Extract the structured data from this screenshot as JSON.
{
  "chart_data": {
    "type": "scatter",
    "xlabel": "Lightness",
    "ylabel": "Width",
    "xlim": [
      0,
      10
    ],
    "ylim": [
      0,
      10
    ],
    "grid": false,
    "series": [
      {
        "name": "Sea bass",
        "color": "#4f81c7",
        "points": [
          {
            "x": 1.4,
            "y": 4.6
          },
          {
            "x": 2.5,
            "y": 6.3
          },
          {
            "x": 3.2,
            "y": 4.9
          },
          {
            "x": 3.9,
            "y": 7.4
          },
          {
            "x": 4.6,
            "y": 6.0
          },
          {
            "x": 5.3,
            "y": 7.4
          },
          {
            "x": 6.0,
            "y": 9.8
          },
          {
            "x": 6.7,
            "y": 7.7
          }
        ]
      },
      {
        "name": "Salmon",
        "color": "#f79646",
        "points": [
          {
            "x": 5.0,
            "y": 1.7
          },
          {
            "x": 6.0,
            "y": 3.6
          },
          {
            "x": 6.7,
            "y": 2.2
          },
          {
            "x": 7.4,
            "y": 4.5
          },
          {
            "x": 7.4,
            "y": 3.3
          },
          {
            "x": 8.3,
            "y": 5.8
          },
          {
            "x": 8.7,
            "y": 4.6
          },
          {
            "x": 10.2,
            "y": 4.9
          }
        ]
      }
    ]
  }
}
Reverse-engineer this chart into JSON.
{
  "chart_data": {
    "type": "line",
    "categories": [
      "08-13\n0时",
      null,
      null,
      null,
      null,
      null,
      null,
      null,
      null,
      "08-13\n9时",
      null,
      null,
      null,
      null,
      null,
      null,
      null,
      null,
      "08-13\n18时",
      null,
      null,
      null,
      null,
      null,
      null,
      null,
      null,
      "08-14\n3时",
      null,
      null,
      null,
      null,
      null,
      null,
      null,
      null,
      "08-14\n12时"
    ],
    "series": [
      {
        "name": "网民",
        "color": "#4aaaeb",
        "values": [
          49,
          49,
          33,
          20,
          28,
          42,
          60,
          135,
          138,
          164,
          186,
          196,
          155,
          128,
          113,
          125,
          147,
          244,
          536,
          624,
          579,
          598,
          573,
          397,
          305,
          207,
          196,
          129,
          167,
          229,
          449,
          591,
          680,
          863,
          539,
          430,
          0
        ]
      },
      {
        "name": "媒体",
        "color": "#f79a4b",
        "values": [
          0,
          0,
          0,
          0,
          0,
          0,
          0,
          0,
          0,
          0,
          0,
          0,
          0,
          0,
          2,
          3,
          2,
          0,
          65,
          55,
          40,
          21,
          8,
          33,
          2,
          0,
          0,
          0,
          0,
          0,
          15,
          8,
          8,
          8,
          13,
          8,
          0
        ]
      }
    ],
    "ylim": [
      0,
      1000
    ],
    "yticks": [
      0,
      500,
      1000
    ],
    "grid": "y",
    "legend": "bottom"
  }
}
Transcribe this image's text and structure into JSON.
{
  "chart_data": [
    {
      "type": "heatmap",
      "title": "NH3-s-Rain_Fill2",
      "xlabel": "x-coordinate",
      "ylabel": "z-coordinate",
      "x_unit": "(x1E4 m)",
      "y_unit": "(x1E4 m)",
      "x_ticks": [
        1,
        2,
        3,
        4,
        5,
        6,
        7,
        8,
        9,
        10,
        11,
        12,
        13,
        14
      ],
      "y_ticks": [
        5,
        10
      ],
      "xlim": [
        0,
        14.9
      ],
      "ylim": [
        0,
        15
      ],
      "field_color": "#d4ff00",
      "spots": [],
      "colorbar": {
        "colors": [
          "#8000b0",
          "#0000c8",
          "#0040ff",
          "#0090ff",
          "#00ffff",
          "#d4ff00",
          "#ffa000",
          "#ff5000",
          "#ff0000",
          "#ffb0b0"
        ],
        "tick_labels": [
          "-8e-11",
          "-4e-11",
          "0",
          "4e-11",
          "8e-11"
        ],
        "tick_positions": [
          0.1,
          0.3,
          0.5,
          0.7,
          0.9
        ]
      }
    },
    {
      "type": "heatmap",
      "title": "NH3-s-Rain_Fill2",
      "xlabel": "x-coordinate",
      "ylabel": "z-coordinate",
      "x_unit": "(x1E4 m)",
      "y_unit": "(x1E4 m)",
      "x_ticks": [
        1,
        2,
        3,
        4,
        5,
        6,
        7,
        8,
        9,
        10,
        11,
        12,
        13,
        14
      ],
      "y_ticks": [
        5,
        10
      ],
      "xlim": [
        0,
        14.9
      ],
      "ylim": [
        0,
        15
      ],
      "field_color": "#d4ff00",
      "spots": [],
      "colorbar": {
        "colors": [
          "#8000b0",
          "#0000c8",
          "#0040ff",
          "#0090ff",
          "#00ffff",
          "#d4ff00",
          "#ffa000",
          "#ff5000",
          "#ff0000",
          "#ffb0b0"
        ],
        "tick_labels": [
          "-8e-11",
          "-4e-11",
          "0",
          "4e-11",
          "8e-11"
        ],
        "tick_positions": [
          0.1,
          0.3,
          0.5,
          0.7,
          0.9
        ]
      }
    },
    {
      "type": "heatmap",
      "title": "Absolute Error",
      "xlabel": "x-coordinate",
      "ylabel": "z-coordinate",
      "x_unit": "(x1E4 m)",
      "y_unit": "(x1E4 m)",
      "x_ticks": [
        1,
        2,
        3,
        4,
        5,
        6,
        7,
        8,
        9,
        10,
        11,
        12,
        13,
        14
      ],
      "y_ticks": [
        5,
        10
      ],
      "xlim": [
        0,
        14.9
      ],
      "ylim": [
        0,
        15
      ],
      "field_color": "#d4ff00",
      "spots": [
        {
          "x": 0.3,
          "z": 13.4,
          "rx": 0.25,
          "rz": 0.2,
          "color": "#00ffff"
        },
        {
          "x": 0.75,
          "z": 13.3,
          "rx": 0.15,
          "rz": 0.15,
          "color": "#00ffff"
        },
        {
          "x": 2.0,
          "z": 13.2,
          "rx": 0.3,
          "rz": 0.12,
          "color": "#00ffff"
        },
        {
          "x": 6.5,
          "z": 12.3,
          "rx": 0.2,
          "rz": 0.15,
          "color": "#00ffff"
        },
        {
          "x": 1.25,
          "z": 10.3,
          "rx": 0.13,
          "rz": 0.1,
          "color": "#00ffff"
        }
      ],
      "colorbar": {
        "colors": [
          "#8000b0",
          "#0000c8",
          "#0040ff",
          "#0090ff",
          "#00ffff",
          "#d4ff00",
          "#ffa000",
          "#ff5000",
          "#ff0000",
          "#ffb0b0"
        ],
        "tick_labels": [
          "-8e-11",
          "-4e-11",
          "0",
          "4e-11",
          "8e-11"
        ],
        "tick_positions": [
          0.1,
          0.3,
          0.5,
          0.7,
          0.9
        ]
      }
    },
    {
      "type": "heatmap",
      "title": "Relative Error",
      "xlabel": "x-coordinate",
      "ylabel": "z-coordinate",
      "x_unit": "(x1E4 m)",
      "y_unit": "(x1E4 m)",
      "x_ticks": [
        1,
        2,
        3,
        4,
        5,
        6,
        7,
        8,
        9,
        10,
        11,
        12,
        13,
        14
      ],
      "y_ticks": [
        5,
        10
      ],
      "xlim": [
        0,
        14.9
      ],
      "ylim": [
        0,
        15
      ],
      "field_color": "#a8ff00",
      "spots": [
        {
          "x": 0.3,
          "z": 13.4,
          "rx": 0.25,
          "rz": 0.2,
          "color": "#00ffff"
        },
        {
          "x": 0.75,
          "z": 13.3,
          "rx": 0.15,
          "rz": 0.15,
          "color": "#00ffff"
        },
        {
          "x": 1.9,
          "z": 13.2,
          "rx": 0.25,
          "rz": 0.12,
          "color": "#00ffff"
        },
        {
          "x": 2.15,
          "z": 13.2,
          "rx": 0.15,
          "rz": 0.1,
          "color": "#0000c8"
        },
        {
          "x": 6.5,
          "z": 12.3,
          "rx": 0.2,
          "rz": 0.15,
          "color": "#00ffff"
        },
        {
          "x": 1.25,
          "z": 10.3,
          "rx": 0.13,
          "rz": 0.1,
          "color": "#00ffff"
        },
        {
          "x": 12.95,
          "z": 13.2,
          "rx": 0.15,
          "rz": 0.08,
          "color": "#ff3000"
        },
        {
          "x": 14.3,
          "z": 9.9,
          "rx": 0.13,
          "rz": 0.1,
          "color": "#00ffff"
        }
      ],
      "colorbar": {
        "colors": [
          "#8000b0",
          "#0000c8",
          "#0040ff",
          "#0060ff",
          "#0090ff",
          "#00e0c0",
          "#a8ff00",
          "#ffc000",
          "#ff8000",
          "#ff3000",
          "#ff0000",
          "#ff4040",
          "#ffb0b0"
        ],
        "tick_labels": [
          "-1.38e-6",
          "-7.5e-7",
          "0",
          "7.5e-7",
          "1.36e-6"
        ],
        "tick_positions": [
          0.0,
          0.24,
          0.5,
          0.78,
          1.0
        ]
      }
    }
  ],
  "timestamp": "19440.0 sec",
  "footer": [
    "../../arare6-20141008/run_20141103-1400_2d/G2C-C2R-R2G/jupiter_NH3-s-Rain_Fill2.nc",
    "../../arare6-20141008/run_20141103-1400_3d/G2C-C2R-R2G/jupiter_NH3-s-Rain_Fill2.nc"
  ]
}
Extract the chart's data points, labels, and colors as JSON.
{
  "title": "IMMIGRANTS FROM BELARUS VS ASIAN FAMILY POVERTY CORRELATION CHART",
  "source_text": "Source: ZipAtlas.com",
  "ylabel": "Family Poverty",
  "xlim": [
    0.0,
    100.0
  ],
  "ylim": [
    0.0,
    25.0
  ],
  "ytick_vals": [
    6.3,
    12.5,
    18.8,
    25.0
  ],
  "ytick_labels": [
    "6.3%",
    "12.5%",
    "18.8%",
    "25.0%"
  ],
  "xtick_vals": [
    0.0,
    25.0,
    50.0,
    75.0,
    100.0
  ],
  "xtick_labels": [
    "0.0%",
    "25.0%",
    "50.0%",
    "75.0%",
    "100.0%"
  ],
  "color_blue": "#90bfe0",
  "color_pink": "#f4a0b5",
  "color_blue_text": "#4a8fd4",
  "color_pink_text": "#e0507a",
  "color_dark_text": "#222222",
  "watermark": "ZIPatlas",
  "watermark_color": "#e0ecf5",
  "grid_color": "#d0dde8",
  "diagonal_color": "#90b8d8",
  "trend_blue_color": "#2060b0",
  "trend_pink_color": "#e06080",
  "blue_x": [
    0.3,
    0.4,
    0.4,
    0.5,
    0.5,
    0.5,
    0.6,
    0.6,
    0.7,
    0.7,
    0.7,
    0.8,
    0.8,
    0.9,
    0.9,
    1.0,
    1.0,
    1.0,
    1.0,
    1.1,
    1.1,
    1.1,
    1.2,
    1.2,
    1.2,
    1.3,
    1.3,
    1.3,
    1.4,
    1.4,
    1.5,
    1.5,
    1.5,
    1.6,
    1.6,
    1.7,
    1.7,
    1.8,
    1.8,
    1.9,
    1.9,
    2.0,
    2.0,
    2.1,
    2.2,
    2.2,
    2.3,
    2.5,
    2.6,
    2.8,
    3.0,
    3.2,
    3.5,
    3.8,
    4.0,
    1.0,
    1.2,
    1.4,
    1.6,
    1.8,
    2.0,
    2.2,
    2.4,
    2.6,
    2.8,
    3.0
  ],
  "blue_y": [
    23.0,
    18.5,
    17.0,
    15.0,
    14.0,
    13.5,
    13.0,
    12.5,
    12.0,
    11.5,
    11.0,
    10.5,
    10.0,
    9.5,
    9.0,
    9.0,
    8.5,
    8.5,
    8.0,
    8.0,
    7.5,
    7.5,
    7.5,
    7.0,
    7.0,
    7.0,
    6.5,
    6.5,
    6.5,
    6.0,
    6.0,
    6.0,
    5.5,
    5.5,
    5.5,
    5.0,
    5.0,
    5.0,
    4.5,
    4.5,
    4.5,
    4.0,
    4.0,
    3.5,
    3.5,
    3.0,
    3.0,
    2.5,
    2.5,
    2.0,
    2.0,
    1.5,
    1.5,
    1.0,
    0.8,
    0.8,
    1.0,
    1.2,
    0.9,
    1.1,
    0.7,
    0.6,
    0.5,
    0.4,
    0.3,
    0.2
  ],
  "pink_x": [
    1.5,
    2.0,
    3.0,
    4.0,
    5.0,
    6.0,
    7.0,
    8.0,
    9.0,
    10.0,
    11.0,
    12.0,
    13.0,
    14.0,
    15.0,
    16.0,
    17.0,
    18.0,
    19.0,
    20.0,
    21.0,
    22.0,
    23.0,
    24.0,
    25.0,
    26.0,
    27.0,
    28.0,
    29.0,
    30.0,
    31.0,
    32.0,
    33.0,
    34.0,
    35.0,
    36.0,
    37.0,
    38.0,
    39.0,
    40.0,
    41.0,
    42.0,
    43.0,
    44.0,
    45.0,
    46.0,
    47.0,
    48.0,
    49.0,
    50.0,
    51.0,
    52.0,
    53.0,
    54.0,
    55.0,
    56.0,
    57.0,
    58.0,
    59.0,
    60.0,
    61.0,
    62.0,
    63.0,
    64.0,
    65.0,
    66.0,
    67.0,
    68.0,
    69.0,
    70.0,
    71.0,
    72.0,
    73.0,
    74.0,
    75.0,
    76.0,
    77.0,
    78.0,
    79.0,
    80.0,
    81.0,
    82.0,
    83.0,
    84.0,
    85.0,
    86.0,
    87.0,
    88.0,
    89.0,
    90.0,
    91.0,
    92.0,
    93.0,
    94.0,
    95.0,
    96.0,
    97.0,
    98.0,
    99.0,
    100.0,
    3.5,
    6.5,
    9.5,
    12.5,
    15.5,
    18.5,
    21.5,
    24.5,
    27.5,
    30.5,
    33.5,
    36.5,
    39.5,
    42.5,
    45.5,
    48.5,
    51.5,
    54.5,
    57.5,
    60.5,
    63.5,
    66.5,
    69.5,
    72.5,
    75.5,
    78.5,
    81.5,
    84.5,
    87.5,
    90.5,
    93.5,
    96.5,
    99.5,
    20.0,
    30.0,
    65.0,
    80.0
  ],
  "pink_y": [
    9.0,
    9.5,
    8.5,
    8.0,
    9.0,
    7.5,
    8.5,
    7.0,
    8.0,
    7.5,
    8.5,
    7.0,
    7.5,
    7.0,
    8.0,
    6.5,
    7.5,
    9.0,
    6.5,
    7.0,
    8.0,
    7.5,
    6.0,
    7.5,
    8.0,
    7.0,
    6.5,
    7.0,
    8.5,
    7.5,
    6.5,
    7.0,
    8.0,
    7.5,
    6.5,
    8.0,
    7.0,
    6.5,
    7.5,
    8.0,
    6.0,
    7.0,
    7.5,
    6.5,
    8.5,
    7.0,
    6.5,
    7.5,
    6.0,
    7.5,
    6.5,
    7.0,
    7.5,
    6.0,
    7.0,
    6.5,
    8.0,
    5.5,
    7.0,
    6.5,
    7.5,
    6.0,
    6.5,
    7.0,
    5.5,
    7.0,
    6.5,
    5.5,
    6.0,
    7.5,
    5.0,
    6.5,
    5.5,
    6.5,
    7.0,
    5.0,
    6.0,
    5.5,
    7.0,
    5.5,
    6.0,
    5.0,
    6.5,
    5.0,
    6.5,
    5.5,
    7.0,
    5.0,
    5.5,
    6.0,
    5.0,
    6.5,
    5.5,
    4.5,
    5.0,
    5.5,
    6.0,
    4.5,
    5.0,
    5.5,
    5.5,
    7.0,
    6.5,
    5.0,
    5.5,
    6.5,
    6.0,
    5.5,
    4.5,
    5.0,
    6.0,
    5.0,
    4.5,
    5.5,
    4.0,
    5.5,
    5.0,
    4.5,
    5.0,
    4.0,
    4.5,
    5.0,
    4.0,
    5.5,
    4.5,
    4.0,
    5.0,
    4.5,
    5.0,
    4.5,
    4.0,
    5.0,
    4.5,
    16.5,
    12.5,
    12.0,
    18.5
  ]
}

* * * * *

**Exercise description**
Copy each line of the entries that includes the word "this".

**Exercise output**
Extract the structured data from this screenshot as JSON.
Reverse-engineer this chart into JSON.
Transcribe this image's text and structure into JSON.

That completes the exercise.